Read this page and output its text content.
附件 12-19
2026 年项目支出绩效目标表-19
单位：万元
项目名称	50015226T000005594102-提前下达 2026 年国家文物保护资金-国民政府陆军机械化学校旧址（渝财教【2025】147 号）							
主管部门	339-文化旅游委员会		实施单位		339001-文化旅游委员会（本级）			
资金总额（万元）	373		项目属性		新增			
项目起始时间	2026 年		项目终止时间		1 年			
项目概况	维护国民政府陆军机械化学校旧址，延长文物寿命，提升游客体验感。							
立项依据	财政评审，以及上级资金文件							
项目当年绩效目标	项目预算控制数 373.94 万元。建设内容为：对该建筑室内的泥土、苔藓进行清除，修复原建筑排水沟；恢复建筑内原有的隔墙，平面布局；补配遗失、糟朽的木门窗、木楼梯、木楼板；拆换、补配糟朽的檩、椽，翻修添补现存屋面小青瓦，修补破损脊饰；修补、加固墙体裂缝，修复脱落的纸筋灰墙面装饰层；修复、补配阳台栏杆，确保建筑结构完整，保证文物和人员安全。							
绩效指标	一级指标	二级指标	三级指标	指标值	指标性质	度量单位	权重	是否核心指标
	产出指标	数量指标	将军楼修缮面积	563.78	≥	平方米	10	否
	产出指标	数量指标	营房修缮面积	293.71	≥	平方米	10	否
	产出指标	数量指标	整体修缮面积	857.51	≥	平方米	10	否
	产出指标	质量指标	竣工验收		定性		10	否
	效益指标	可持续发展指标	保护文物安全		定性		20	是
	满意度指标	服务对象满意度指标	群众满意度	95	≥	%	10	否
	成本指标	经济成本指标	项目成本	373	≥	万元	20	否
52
────────
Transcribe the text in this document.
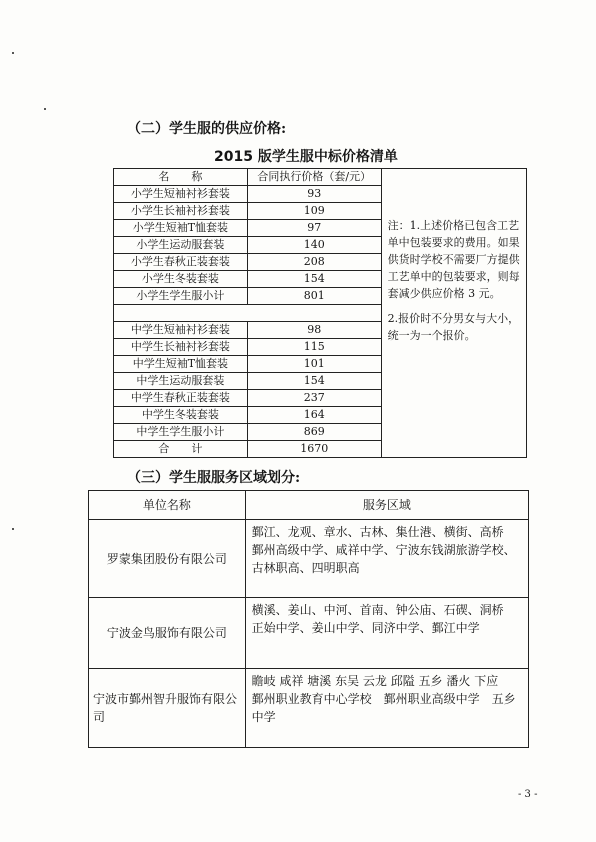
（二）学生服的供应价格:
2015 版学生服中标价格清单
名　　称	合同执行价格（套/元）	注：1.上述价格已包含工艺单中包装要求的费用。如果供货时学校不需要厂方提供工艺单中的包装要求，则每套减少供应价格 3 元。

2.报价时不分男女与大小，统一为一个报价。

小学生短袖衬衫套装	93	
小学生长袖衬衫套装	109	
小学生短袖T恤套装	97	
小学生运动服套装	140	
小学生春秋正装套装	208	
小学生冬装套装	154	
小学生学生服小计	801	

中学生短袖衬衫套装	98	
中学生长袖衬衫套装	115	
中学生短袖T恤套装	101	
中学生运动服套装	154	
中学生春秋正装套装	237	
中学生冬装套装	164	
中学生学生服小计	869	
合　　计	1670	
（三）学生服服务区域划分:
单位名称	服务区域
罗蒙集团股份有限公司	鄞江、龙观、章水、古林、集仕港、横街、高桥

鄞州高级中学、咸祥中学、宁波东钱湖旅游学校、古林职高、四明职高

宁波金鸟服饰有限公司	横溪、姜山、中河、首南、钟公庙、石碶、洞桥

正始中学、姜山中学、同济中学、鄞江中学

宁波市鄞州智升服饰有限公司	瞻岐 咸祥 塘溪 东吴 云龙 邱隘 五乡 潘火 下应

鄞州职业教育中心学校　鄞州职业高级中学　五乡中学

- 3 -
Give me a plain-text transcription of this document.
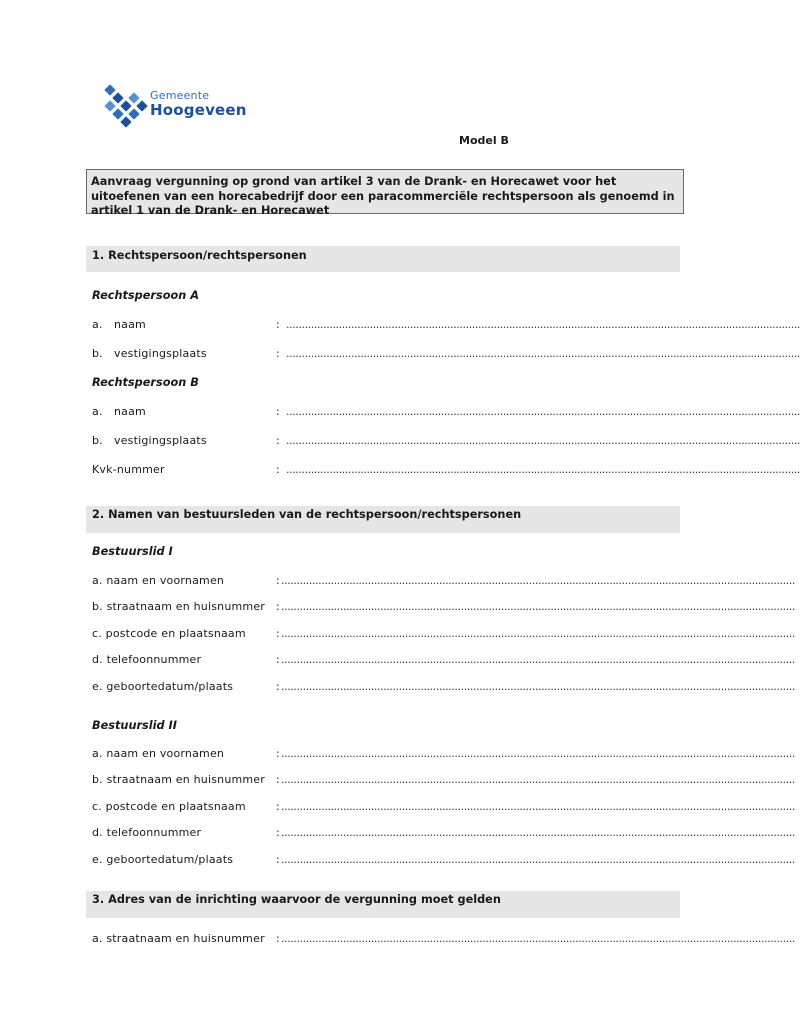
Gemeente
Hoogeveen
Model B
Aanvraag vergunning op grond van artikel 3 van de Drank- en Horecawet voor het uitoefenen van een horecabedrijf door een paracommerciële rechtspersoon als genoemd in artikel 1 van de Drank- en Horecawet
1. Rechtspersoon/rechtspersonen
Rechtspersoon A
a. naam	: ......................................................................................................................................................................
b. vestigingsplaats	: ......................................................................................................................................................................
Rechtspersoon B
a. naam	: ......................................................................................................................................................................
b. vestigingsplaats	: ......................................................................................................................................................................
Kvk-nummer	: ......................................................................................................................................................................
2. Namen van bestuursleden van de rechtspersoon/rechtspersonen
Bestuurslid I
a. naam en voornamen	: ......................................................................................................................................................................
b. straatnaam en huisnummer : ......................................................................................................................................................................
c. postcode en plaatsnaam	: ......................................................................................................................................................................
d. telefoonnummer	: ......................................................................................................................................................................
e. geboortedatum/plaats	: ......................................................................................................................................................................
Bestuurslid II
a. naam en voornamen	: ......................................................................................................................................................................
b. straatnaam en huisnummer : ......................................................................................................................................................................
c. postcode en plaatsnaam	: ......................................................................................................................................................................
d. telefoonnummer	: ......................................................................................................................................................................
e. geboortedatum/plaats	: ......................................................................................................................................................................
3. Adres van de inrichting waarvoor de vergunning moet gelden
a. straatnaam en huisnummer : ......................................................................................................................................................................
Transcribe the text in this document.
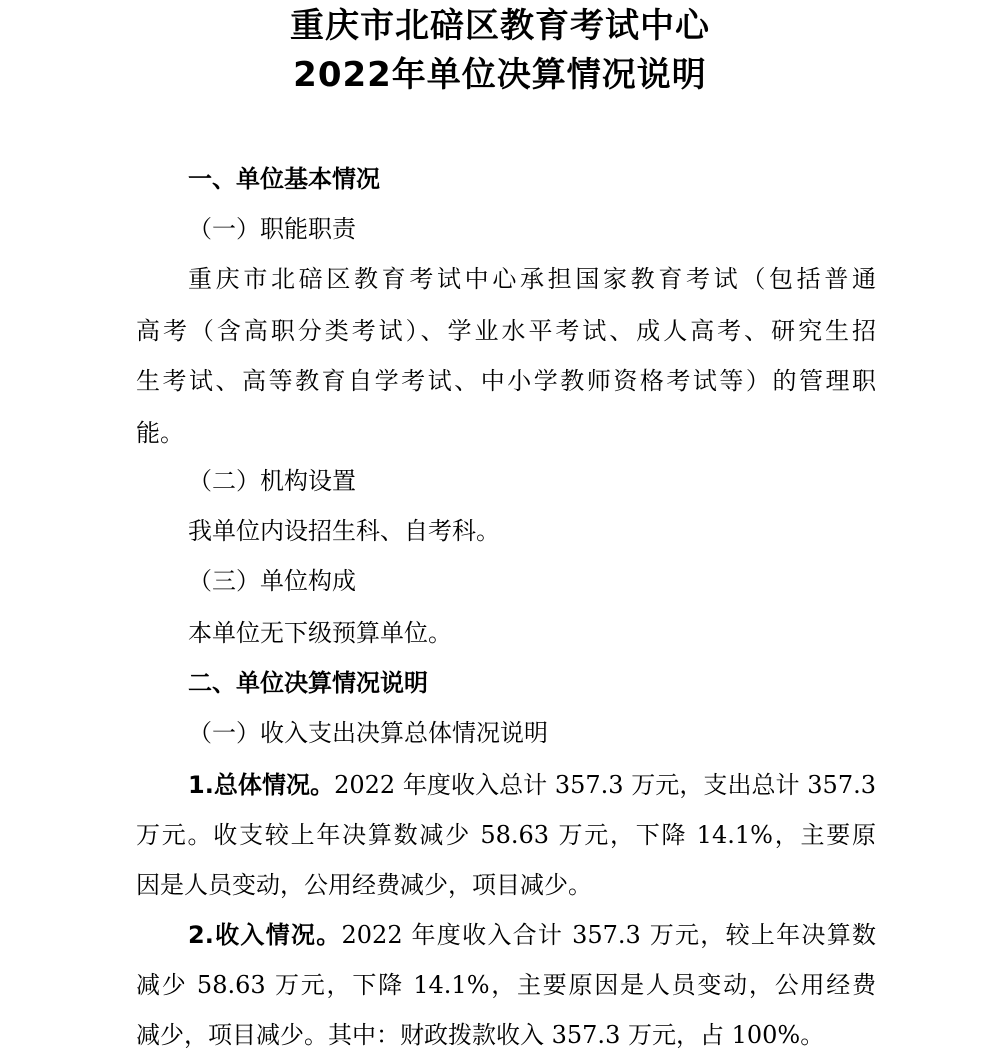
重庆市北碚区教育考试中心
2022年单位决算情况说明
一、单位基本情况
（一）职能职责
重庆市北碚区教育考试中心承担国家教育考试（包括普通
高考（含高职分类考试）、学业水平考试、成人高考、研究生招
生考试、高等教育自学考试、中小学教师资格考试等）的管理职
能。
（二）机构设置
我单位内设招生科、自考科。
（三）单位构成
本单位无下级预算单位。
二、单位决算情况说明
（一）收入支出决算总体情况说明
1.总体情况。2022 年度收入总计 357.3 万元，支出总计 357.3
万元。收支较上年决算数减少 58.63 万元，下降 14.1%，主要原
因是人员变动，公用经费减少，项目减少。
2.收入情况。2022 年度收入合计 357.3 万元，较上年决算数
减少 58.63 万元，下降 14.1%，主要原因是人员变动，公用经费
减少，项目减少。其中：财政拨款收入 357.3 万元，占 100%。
────────
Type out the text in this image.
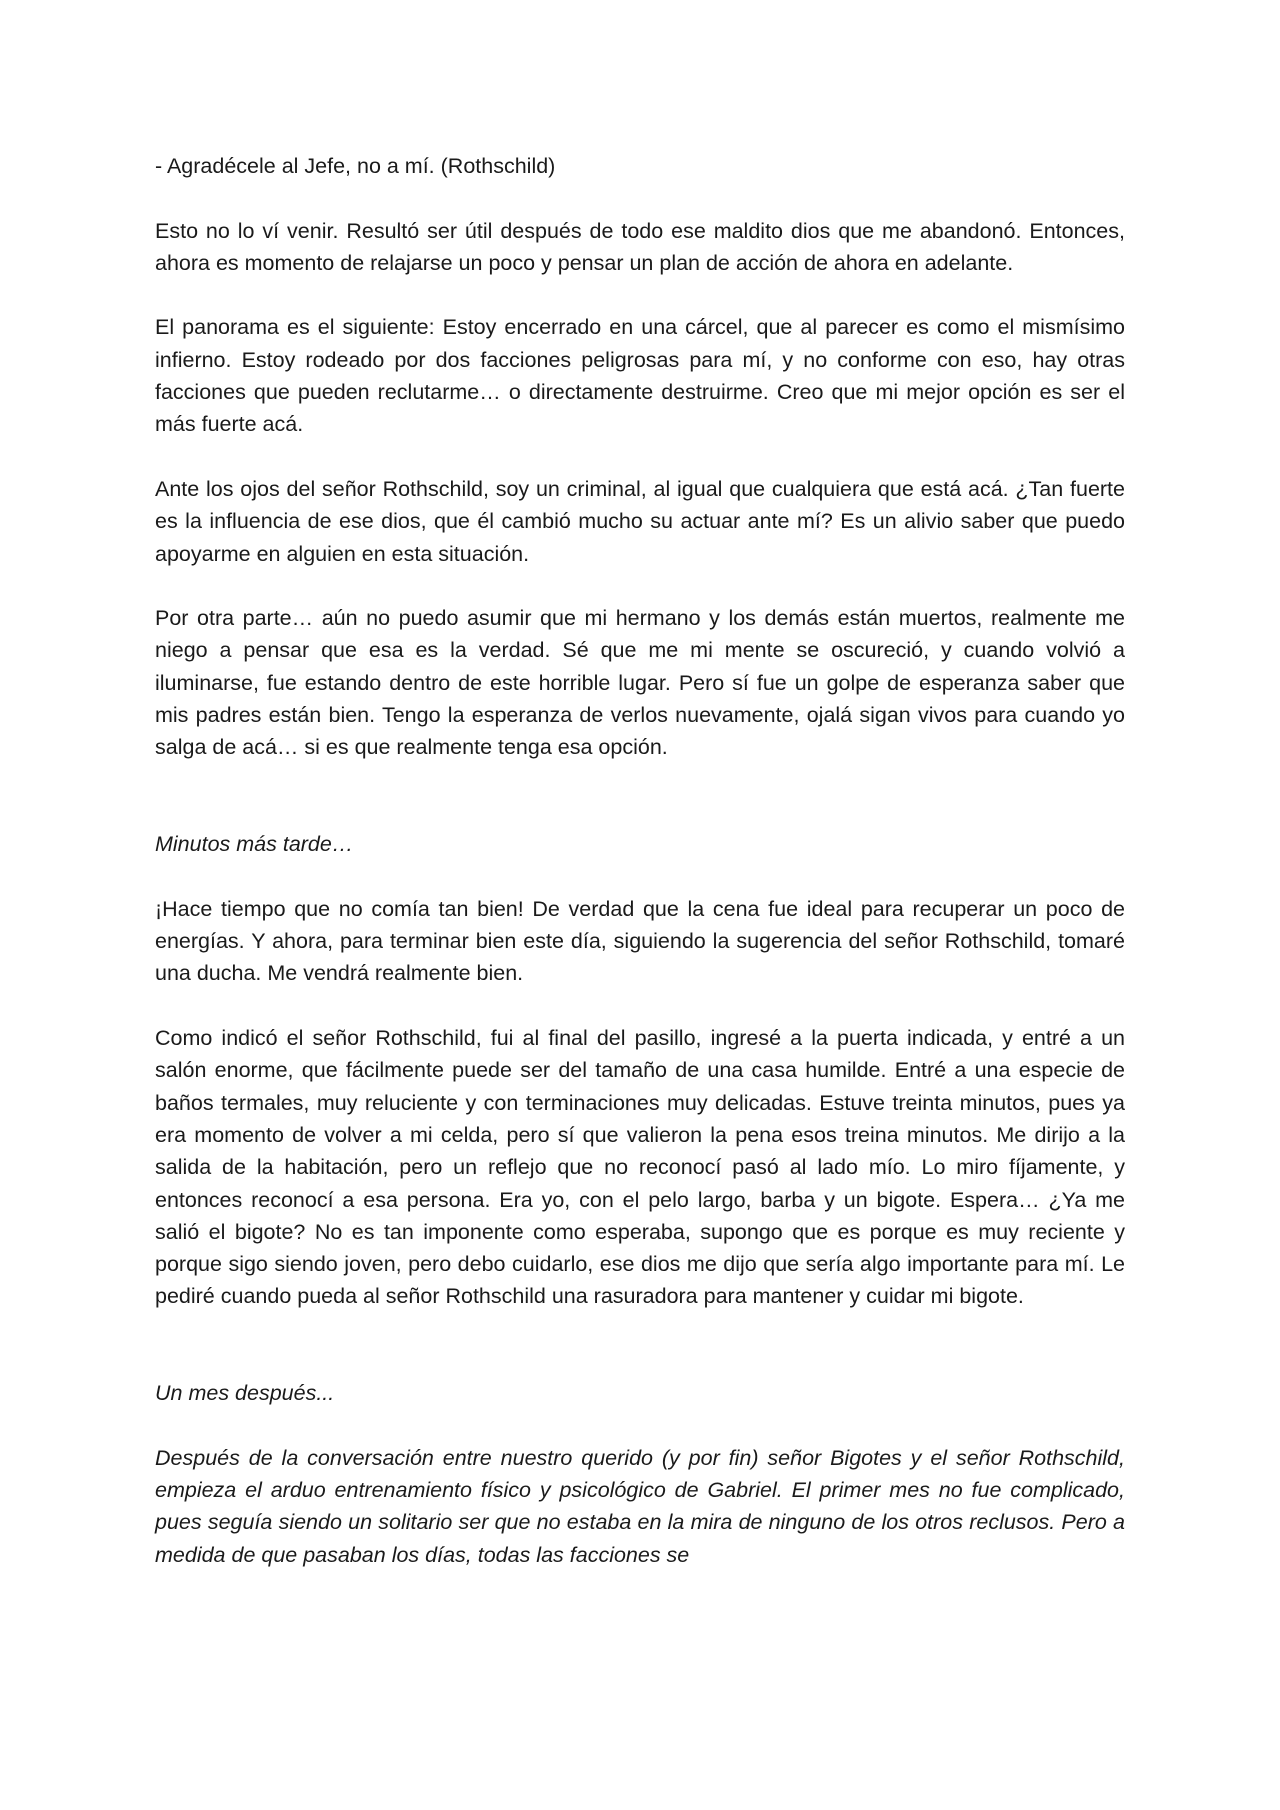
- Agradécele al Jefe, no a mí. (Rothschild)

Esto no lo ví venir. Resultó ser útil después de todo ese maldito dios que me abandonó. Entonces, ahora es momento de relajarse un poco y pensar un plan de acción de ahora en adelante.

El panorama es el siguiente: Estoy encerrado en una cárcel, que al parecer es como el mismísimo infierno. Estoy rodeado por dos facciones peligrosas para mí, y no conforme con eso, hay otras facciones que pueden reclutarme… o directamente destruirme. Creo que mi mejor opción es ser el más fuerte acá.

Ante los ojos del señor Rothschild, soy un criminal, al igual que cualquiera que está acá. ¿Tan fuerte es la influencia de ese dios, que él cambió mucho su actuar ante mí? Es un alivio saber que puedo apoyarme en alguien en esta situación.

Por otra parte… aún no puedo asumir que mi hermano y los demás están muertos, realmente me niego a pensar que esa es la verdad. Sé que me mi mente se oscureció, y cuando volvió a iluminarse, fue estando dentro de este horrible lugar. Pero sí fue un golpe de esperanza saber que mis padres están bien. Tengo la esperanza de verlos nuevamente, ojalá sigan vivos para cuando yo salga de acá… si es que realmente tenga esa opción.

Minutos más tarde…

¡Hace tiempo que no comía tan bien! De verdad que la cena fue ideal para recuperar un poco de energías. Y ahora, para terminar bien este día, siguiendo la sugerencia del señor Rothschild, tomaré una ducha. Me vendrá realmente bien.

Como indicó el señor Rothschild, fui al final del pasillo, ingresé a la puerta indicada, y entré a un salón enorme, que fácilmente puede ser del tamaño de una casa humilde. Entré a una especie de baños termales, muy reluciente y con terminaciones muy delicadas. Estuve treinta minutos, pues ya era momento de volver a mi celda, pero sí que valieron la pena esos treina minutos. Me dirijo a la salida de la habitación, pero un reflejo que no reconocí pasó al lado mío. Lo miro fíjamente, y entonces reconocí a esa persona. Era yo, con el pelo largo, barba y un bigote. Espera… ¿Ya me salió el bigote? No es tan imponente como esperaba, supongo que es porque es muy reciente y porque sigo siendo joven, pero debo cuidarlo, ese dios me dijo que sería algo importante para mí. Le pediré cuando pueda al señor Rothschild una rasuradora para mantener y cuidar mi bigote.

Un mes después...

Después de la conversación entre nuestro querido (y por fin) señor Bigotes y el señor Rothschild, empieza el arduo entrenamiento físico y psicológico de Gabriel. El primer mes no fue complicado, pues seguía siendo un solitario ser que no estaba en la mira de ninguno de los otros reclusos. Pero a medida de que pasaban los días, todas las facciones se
────────
• PROBLEM REQUIREMENTS:
Reproduce every line of the listing above in which the string "产出指标" appears.

• FULL ANSWER:
	产出指标	数量指标	将军楼修缮面积	563.78	≥	平方米	10	否
	产出指标	数量指标	营房修缮面积	293.71	≥	平方米	10	否
	产出指标	数量指标	整体修缮面积	857.51	≥	平方米	10	否
	产出指标	质量指标	竣工验收		定性		10	否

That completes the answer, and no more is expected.